- Work to be completed
Copy every entry exactly as given, minus the images.

- Entries

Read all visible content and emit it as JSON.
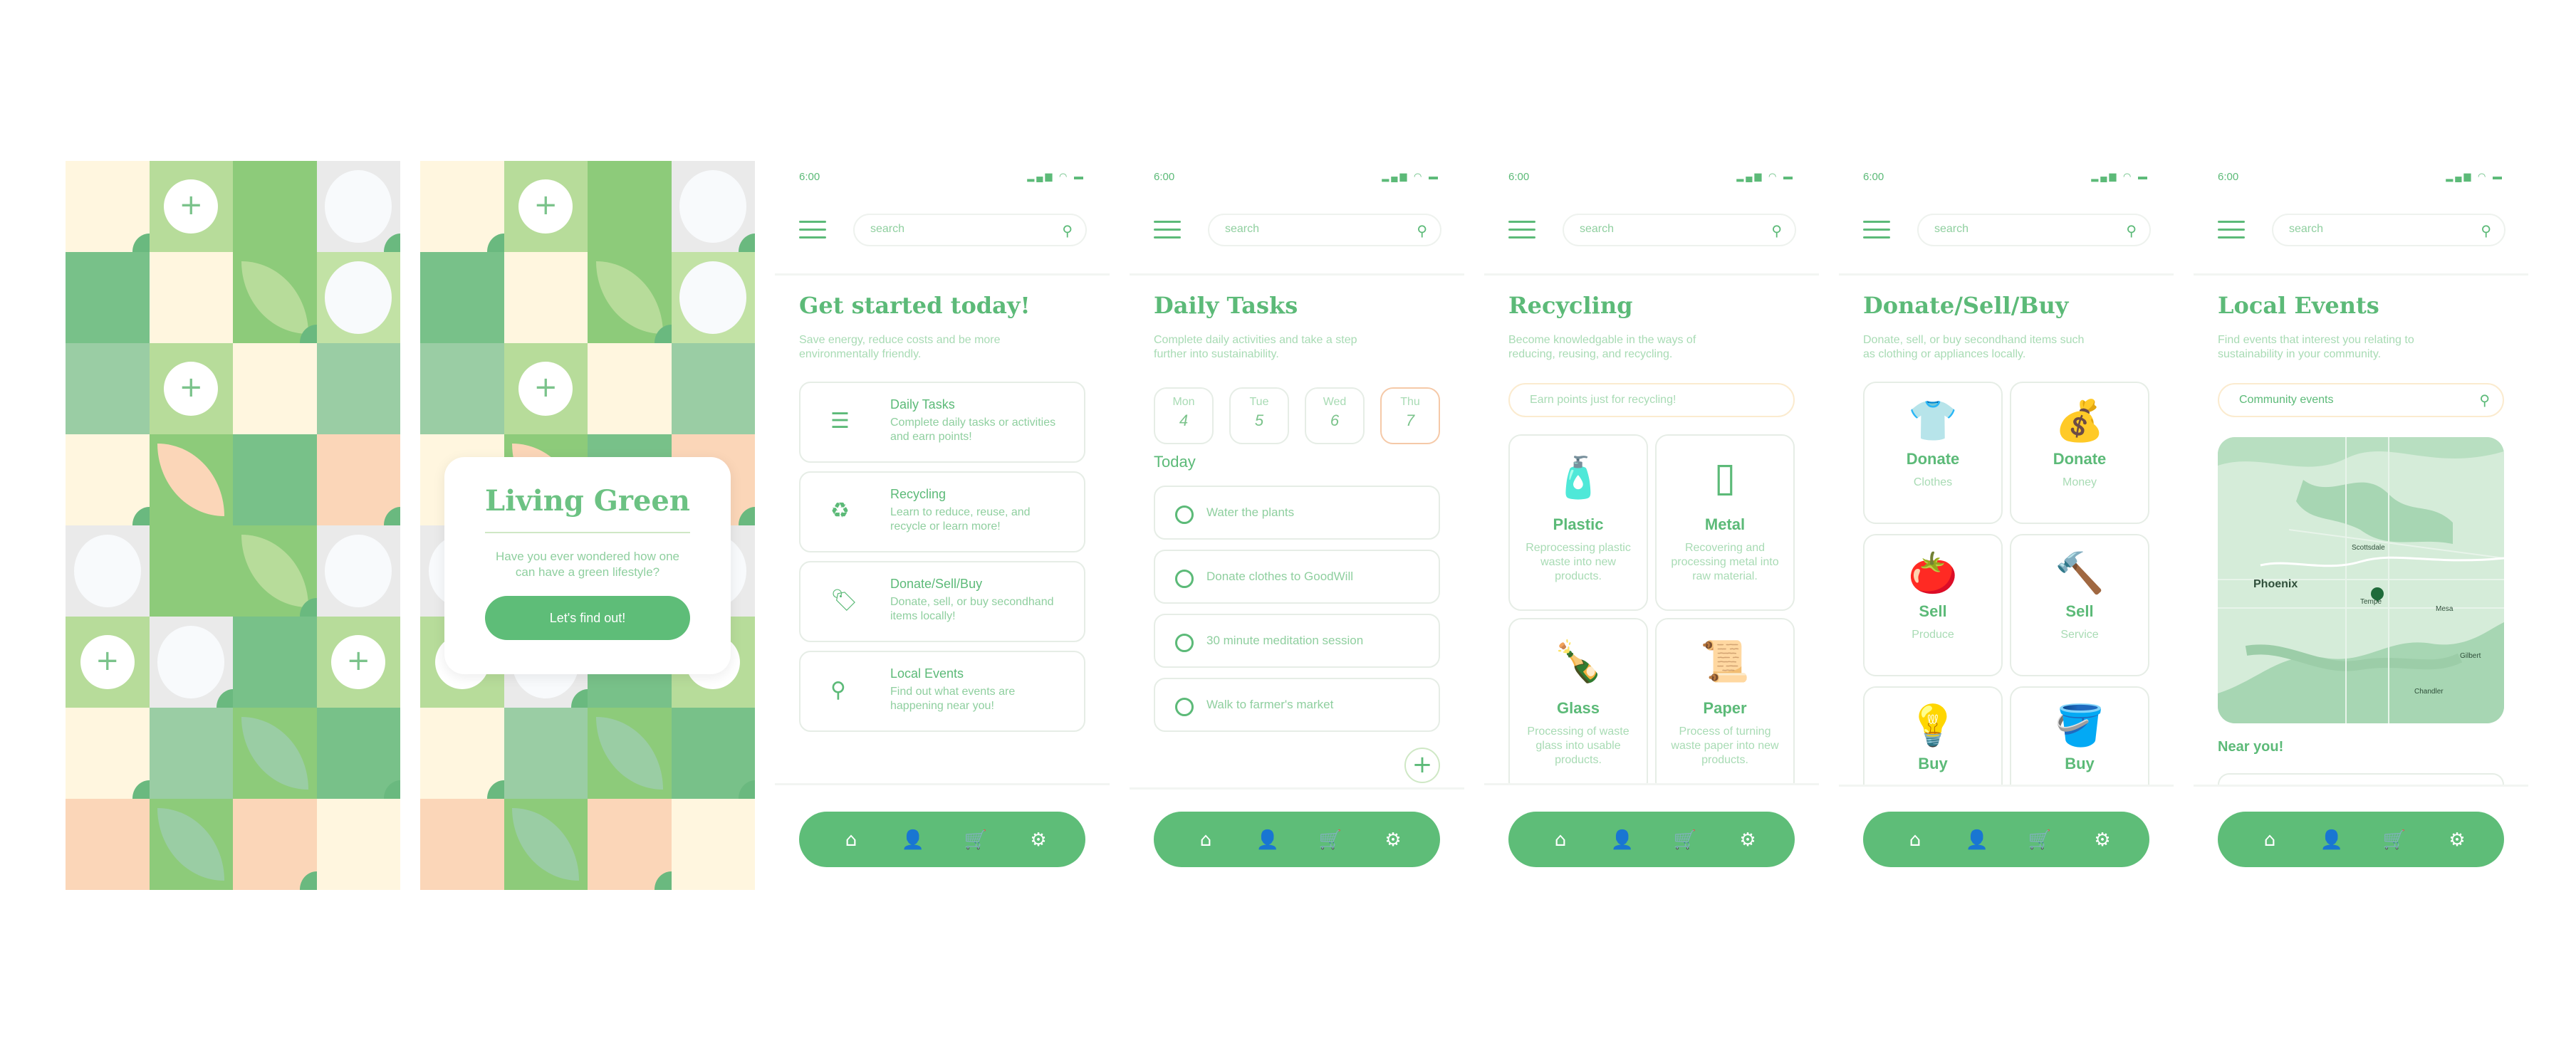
{
  "status": {
    "time": "6:00"
  },
  "search": {
    "placeholder": "search"
  },
  "colors": {
    "primary": "#5ebd78",
    "light_green": "#a8dbb4",
    "cream": "#fff6df",
    "peach": "#fbd6b8",
    "accent_border": "#f5c9a8"
  },
  "splash": {
    "title": "Living Green",
    "body": "Have you ever wondered how one can have a green lifestyle?",
    "button": "Let's find out!"
  },
  "home": {
    "title": "Get started today!",
    "subtitle": "Save energy, reduce costs and be more environmentally friendly.",
    "cards": [
      {
        "icon": "list-icon",
        "title": "Daily Tasks",
        "desc": "Complete daily tasks or activities and earn points!"
      },
      {
        "icon": "recycle-icon",
        "title": "Recycling",
        "desc": "Learn to reduce, reuse, and recycle or learn more!"
      },
      {
        "icon": "tag-icon",
        "title": "Donate/Sell/Buy",
        "desc": "Donate, sell, or buy secondhand items locally!"
      },
      {
        "icon": "location-pin-icon",
        "title": "Local Events",
        "desc": "Find out what events are happening near you!"
      }
    ]
  },
  "tasks": {
    "title": "Daily Tasks",
    "subtitle": "Complete daily activities and take a step further into sustainability.",
    "days": [
      {
        "name": "Mon",
        "date": "4"
      },
      {
        "name": "Tue",
        "date": "5"
      },
      {
        "name": "Wed",
        "date": "6"
      },
      {
        "name": "Thu",
        "date": "7"
      }
    ],
    "today_label": "Today",
    "items": [
      "Water the plants",
      "Donate clothes to GoodWill",
      "30 minute meditation session",
      "Walk to farmer's market"
    ]
  },
  "recycling": {
    "title": "Recycling",
    "subtitle": "Become knowledgable in the ways of reducing, reusing, and recycling.",
    "banner": "Earn points just for recycling!",
    "materials": [
      {
        "icon": "bottle-icon",
        "name": "Plastic",
        "desc": "Reprocessing plastic waste into new products."
      },
      {
        "icon": "can-icon",
        "name": "Metal",
        "desc": "Recovering and processing metal into raw material."
      },
      {
        "icon": "glass-bottle-icon",
        "name": "Glass",
        "desc": "Processing of waste glass into usable products."
      },
      {
        "icon": "paper-icon",
        "name": "Paper",
        "desc": "Process of turning waste paper into new products."
      }
    ]
  },
  "donate": {
    "title": "Donate/Sell/Buy",
    "subtitle": "Donate, sell, or buy secondhand items such as clothing or appliances locally.",
    "options": [
      {
        "icon": "shirt-icon",
        "name": "Donate",
        "desc": "Clothes"
      },
      {
        "icon": "money-bag-icon",
        "name": "Donate",
        "desc": "Money"
      },
      {
        "icon": "tomato-icon",
        "name": "Sell",
        "desc": "Produce"
      },
      {
        "icon": "hammer-icon",
        "name": "Sell",
        "desc": "Service"
      },
      {
        "icon": "lamp-icon",
        "name": "Buy",
        "desc": ""
      },
      {
        "icon": "bucket-icon",
        "name": "Buy",
        "desc": ""
      }
    ]
  },
  "events": {
    "title": "Local Events",
    "subtitle": "Find events that interest you relating to sustainability in your community.",
    "search_value": "Community events",
    "map_labels": [
      "Phoenix",
      "Scottsdale",
      "Tempe",
      "Mesa",
      "Gilbert",
      "Chandler"
    ],
    "near_label": "Near you!"
  },
  "nav": [
    {
      "icon": "home-icon",
      "glyph": "⌂"
    },
    {
      "icon": "user-icon",
      "glyph": "👤"
    },
    {
      "icon": "cart-icon",
      "glyph": "🛒"
    },
    {
      "icon": "gear-icon",
      "glyph": "⚙"
    }
  ]
}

- Complete output
Read all visible content and emit it as JSON.
{
  "status": {
    "time": "6:00"
  },
  "search": {
    "placeholder": "search"
  },
  "colors": {
    "primary": "#5ebd78",
    "light_green": "#a8dbb4",
    "cream": "#fff6df",
    "peach": "#fbd6b8",
    "accent_border": "#f5c9a8"
  },
  "splash": {
    "title": "Living Green",
    "body": "Have you ever wondered how one can have a green lifestyle?",
    "button": "Let's find out!"
  },
  "home": {
    "title": "Get started today!",
    "subtitle": "Save energy, reduce costs and be more environmentally friendly.",
    "cards": [
      {
        "icon": "list-icon",
        "title": "Daily Tasks",
        "desc": "Complete daily tasks or activities and earn points!"
      },
      {
        "icon": "recycle-icon",
        "title": "Recycling",
        "desc": "Learn to reduce, reuse, and recycle or learn more!"
      },
      {
        "icon": "tag-icon",
        "title": "Donate/Sell/Buy",
        "desc": "Donate, sell, or buy secondhand items locally!"
      },
      {
        "icon": "location-pin-icon",
        "title": "Local Events",
        "desc": "Find out what events are happening near you!"
      }
    ]
  },
  "tasks": {
    "title": "Daily Tasks",
    "subtitle": "Complete daily activities and take a step further into sustainability.",
    "days": [
      {
        "name": "Mon",
        "date": "4"
      },
      {
        "name": "Tue",
        "date": "5"
      },
      {
        "name": "Wed",
        "date": "6"
      },
      {
        "name": "Thu",
        "date": "7"
      }
    ],
    "today_label": "Today",
    "items": [
      "Water the plants",
      "Donate clothes to GoodWill",
      "30 minute meditation session",
      "Walk to farmer's market"
    ]
  },
  "recycling": {
    "title": "Recycling",
    "subtitle": "Become knowledgable in the ways of reducing, reusing, and recycling.",
    "banner": "Earn points just for recycling!",
    "materials": [
      {
        "icon": "bottle-icon",
        "name": "Plastic",
        "desc": "Reprocessing plastic waste into new products."
      },
      {
        "icon": "can-icon",
        "name": "Metal",
        "desc": "Recovering and processing metal into raw material."
      },
      {
        "icon": "glass-bottle-icon",
        "name": "Glass",
        "desc": "Processing of waste glass into usable products."
      },
      {
        "icon": "paper-icon",
        "name": "Paper",
        "desc": "Process of turning waste paper into new products."
      }
    ]
  },
  "donate": {
    "title": "Donate/Sell/Buy",
    "subtitle": "Donate, sell, or buy secondhand items such as clothing or appliances locally.",
    "options": [
      {
        "icon": "shirt-icon",
        "name": "Donate",
        "desc": "Clothes"
      },
      {
        "icon": "money-bag-icon",
        "name": "Donate",
        "desc": "Money"
      },
      {
        "icon": "tomato-icon",
        "name": "Sell",
        "desc": "Produce"
      },
      {
        "icon": "hammer-icon",
        "name": "Sell",
        "desc": "Service"
      },
      {
        "icon": "lamp-icon",
        "name": "Buy",
        "desc": ""
      },
      {
        "icon": "bucket-icon",
        "name": "Buy",
        "desc": ""
      }
    ]
  },
  "events": {
    "title": "Local Events",
    "subtitle": "Find events that interest you relating to sustainability in your community.",
    "search_value": "Community events",
    "map_labels": [
      "Phoenix",
      "Scottsdale",
      "Tempe",
      "Mesa",
      "Gilbert",
      "Chandler"
    ],
    "near_label": "Near you!"
  },
  "nav": [
    {
      "icon": "home-icon",
      "glyph": "⌂"
    },
    {
      "icon": "user-icon",
      "glyph": "👤"
    },
    {
      "icon": "cart-icon",
      "glyph": "🛒"
    },
    {
      "icon": "gear-icon",
      "glyph": "⚙"
    }
  ]
}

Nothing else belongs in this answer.